> **Short problem**:
Can you repeat the entries word for word, starting at the first line and stopping after the line that contains "materials-item-continuation: 司章程。 —"?

> **Spatial annotation entries**:
- - - - - - -
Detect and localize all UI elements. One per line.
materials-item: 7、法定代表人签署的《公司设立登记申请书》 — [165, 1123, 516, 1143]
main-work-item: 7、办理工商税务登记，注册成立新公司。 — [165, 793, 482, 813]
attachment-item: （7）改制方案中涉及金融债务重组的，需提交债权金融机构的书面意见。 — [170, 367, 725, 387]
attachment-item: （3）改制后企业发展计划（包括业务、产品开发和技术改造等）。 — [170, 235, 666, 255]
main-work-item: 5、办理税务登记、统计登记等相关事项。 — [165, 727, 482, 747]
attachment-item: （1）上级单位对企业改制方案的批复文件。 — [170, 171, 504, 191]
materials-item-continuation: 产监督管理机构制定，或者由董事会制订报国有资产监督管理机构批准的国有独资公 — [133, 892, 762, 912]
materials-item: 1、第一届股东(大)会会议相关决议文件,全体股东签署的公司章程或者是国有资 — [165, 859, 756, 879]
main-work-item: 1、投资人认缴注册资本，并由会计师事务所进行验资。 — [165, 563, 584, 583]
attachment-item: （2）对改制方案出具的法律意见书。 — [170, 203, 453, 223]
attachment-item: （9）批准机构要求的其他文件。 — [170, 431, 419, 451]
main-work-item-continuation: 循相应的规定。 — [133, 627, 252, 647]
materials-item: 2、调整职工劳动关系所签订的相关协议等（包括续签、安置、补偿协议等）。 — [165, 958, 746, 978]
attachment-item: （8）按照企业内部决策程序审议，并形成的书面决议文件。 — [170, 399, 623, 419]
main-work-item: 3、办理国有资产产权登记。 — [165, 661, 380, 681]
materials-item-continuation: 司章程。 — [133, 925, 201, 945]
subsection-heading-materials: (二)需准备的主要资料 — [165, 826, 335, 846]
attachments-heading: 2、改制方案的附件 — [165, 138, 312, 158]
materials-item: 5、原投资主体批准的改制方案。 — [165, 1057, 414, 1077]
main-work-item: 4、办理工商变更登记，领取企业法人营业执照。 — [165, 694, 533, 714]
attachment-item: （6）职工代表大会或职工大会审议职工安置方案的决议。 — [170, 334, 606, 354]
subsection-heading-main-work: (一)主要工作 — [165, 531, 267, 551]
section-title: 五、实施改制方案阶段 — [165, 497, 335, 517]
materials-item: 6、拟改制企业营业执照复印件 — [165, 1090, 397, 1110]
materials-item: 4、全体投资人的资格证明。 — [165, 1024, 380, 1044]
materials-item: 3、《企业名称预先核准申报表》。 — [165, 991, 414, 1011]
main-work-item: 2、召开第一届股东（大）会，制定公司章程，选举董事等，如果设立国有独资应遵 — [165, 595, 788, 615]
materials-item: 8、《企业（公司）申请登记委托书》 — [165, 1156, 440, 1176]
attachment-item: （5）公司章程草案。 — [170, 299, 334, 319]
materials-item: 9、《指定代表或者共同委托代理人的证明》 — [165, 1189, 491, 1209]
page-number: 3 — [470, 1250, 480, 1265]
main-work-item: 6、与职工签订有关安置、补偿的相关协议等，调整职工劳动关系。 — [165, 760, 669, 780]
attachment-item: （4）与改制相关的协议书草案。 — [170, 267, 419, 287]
- - - - - - -
> **Response for this exercise**:
Detect and localize all UI elements. One per line.
materials-item: 7、法定代表人签署的《公司设立登记申请书》 — [165, 1123, 516, 1143]
main-work-item: 7、办理工商税务登记，注册成立新公司。 — [165, 793, 482, 813]
attachment-item: （7）改制方案中涉及金融债务重组的，需提交债权金融机构的书面意见。 — [170, 367, 725, 387]
attachment-item: （3）改制后企业发展计划（包括业务、产品开发和技术改造等）。 — [170, 235, 666, 255]
main-work-item: 5、办理税务登记、统计登记等相关事项。 — [165, 727, 482, 747]
attachment-item: （1）上级单位对企业改制方案的批复文件。 — [170, 171, 504, 191]
materials-item-continuation: 产监督管理机构制定，或者由董事会制订报国有资产监督管理机构批准的国有独资公 — [133, 892, 762, 912]
materials-item: 1、第一届股东(大)会会议相关决议文件,全体股东签署的公司章程或者是国有资 — [165, 859, 756, 879]
main-work-item: 1、投资人认缴注册资本，并由会计师事务所进行验资。 — [165, 563, 584, 583]
attachment-item: （2）对改制方案出具的法律意见书。 — [170, 203, 453, 223]
attachment-item: （9）批准机构要求的其他文件。 — [170, 431, 419, 451]
main-work-item-continuation: 循相应的规定。 — [133, 627, 252, 647]
materials-item: 2、调整职工劳动关系所签订的相关协议等（包括续签、安置、补偿协议等）。 — [165, 958, 746, 978]
attachment-item: （8）按照企业内部决策程序审议，并形成的书面决议文件。 — [170, 399, 623, 419]
main-work-item: 3、办理国有资产产权登记。 — [165, 661, 380, 681]
materials-item-continuation: 司章程。 — [133, 925, 201, 945]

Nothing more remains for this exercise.